**MATERIAL SHOWN**

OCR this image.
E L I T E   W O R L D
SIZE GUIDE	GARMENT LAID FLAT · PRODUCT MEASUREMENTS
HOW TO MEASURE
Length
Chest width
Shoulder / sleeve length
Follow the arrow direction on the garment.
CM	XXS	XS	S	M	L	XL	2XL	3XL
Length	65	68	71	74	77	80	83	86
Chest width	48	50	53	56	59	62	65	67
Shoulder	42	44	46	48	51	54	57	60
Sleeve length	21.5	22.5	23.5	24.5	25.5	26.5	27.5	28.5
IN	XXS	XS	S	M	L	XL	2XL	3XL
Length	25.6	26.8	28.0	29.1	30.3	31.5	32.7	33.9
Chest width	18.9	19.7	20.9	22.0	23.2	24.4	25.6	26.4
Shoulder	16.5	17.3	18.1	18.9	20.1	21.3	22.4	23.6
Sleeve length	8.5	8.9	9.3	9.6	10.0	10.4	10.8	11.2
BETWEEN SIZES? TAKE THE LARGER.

**TASK DESCRIPTION**
Read through the entries and copy each line in which "width" appears.

**WRITTEN ANSWER**
Chest width
Chest width	48	50	53	56	59	62	65	67
Chest width	18.9	19.7	20.9	22.0	23.2	24.4	25.6	26.4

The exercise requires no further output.